Note each line of the listing that contains the string "from", and copy it.

# Extracted records
——————
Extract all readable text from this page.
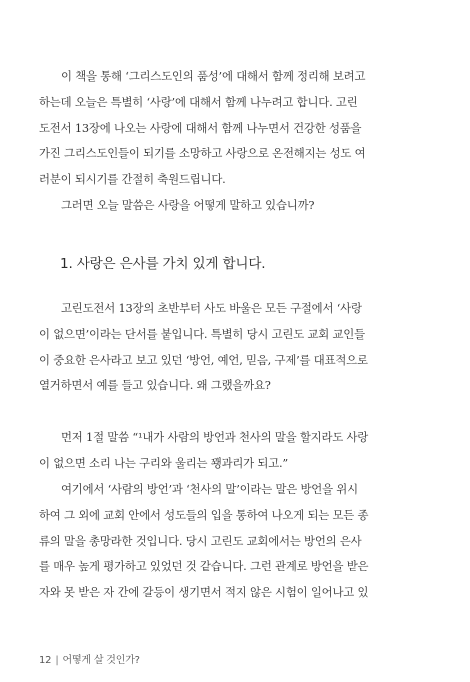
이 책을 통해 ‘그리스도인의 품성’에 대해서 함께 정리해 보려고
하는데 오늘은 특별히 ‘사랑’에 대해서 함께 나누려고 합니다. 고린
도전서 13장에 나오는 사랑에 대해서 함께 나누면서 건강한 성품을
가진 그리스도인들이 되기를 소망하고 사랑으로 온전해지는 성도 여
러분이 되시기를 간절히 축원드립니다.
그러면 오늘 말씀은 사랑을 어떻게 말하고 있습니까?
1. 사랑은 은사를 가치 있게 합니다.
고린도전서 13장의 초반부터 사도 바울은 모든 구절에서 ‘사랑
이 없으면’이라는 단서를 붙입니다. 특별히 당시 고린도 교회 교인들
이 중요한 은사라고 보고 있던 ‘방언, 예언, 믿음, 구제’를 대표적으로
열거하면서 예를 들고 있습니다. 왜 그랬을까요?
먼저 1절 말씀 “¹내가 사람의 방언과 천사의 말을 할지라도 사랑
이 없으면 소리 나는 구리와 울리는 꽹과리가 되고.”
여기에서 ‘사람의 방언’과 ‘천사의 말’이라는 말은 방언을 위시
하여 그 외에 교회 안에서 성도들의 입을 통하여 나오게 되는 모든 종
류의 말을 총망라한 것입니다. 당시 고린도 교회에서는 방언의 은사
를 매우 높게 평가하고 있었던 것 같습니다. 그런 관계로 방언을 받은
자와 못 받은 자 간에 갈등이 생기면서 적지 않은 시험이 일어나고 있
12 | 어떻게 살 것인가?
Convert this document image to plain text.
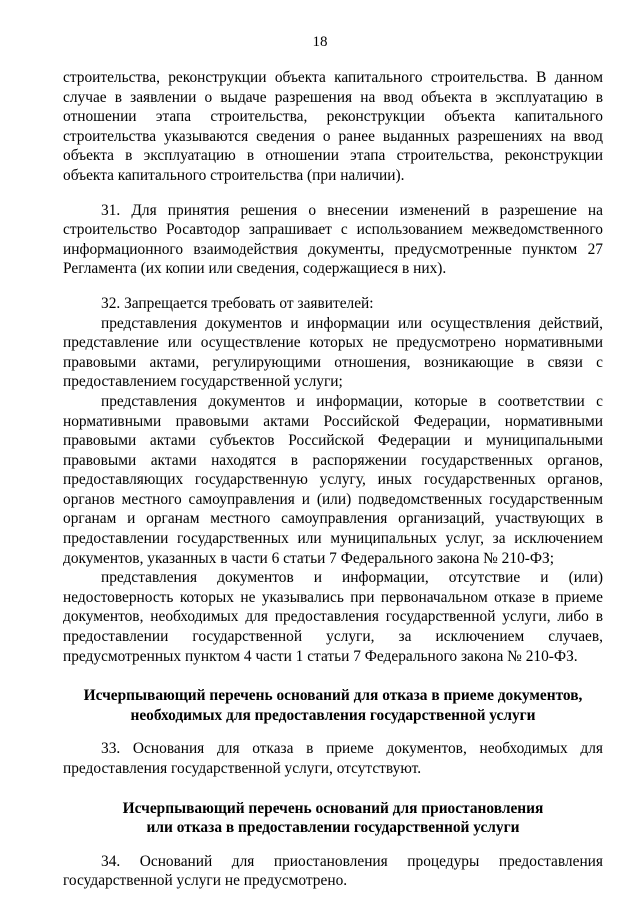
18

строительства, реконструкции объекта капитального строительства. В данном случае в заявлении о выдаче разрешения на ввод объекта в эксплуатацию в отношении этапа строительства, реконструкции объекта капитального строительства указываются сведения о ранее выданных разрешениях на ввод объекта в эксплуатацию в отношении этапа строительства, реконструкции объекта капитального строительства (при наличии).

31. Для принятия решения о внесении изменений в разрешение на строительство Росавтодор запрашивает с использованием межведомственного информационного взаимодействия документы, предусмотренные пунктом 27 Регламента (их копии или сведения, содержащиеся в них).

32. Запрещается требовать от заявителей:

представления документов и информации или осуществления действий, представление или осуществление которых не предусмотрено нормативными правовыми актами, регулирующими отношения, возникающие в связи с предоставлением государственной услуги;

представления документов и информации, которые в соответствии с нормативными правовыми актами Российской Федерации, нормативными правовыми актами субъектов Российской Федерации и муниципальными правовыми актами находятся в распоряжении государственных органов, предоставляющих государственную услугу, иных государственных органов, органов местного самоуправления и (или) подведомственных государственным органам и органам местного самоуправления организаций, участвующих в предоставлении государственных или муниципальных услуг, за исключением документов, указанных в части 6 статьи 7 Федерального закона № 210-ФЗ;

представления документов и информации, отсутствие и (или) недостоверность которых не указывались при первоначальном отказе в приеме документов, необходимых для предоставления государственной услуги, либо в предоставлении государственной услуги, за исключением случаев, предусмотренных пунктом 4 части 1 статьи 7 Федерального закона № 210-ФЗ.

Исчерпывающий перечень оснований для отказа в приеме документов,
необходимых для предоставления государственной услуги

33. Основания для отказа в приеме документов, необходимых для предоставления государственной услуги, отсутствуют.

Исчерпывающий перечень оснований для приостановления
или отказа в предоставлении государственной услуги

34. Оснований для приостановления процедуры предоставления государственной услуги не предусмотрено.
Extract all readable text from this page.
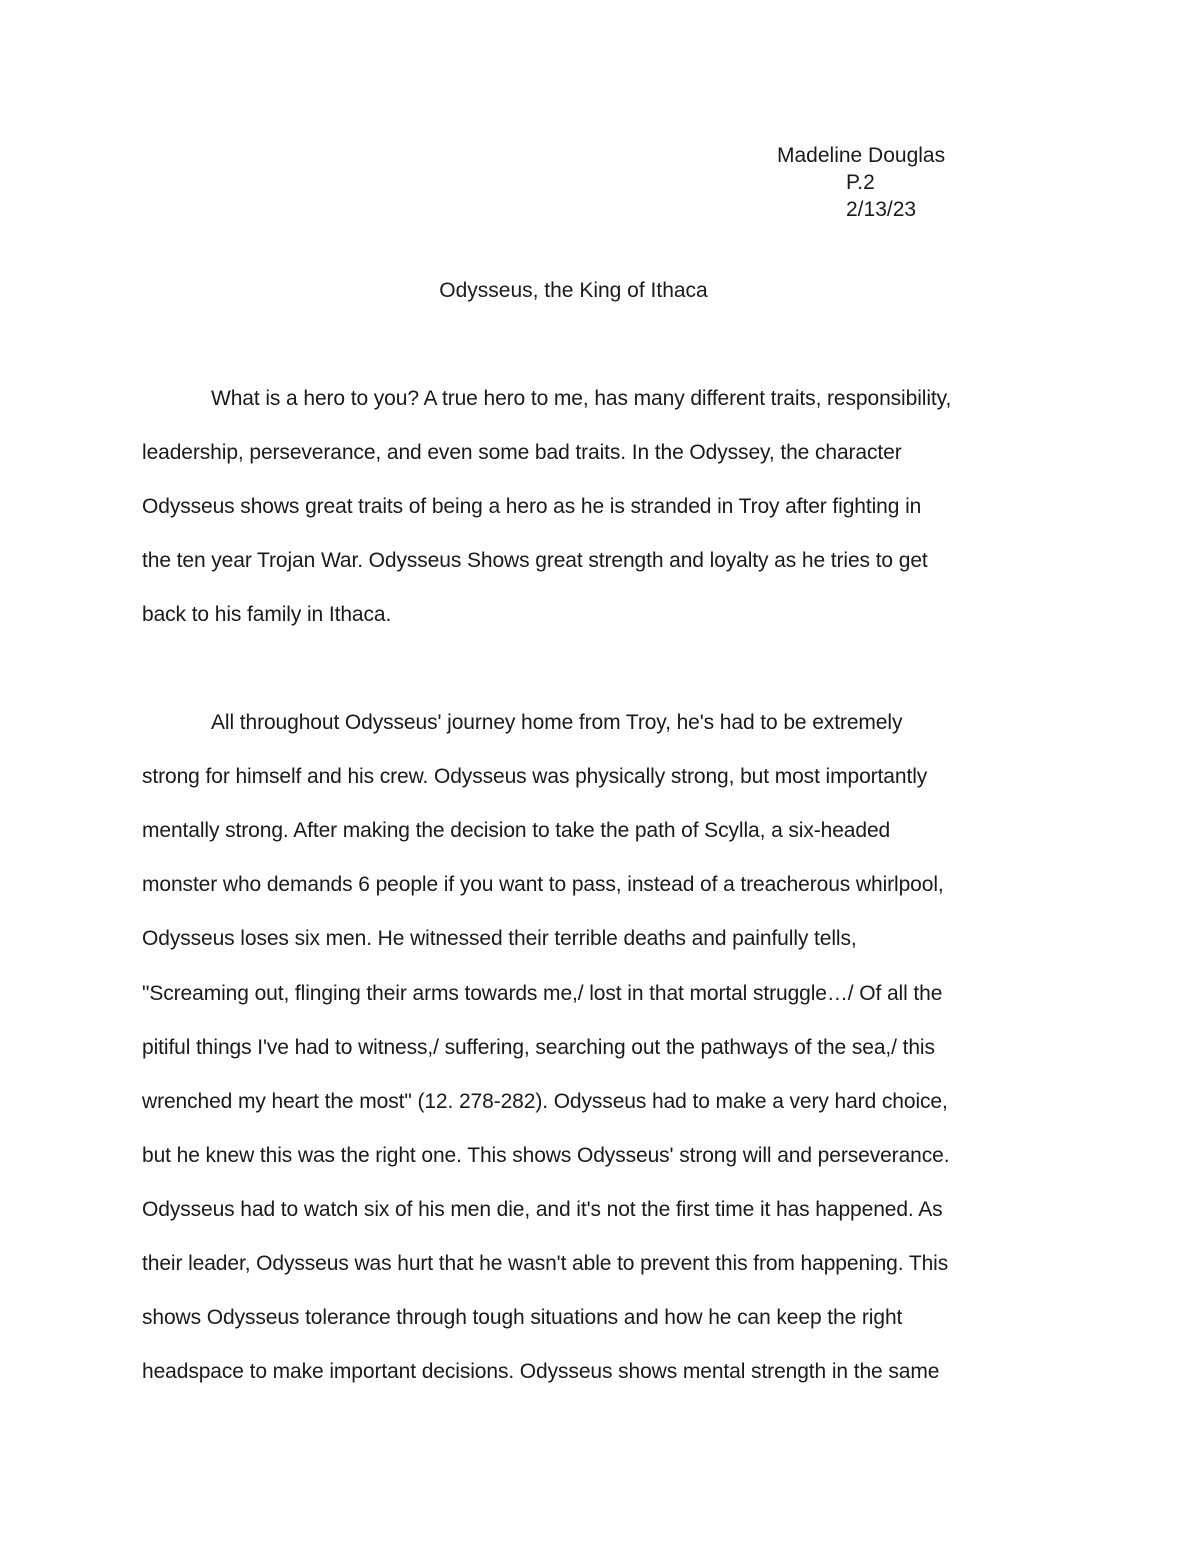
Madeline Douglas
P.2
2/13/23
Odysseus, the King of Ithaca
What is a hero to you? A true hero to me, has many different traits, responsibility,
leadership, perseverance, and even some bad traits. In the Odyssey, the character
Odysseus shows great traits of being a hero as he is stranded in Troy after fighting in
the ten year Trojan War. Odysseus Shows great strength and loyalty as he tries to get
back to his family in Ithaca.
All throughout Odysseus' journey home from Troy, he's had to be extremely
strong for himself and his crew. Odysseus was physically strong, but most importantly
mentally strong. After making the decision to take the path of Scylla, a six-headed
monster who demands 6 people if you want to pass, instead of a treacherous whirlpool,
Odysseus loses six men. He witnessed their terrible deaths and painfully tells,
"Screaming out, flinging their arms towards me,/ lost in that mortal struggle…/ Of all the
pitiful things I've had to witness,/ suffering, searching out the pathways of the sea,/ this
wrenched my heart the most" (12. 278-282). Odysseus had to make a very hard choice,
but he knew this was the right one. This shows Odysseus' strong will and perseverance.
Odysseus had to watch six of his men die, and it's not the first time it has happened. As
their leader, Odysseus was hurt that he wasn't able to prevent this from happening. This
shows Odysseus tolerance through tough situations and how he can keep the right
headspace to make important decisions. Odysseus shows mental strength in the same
——————
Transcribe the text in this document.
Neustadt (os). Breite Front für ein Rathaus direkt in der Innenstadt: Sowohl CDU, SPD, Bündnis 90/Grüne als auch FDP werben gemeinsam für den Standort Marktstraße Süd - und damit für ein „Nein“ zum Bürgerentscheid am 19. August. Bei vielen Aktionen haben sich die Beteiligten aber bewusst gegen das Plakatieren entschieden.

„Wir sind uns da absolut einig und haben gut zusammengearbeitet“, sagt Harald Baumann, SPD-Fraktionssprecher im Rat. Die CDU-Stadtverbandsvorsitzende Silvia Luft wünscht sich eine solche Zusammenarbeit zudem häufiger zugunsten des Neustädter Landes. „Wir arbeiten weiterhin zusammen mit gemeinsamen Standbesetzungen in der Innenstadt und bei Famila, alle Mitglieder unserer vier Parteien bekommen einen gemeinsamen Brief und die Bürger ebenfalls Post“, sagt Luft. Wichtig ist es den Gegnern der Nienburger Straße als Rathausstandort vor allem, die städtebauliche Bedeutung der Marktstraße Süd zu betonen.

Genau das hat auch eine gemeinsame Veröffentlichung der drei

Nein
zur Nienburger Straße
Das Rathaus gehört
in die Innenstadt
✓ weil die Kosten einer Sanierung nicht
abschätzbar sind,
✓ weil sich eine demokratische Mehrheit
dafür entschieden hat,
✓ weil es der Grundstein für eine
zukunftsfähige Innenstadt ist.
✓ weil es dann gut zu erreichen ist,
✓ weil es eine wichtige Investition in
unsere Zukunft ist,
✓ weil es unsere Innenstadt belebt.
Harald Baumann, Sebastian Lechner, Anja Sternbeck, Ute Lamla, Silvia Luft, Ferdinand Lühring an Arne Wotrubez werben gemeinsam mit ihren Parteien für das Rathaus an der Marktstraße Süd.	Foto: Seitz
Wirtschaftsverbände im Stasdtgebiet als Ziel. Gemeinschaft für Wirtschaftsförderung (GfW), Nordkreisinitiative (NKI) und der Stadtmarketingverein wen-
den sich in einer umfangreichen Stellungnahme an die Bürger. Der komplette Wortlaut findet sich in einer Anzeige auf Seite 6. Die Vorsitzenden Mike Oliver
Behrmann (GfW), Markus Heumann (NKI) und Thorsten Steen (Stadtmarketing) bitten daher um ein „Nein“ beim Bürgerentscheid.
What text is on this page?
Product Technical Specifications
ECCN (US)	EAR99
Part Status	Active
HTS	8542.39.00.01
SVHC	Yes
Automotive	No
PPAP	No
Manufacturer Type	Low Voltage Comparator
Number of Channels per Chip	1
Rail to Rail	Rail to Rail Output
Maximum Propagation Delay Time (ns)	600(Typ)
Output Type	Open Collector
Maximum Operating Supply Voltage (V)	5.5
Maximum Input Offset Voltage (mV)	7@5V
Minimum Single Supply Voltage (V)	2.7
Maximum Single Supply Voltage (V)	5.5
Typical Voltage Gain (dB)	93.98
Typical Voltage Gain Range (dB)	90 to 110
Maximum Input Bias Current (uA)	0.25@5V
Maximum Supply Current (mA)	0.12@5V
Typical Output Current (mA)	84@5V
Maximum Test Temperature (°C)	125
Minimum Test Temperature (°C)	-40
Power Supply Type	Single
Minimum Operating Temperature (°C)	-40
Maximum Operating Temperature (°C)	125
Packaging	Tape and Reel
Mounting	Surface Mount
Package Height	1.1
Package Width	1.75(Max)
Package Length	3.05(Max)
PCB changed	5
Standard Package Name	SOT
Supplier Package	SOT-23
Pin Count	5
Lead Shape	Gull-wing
——————
# EXPECTED OUTPUT
Extract all readable text from this page.
Extract all readable text from this page.
All throughout Odysseus' journey home from Troy, he's had to be extremely
their leader, Odysseus was hurt that he wasn't able to prevent this from happening. This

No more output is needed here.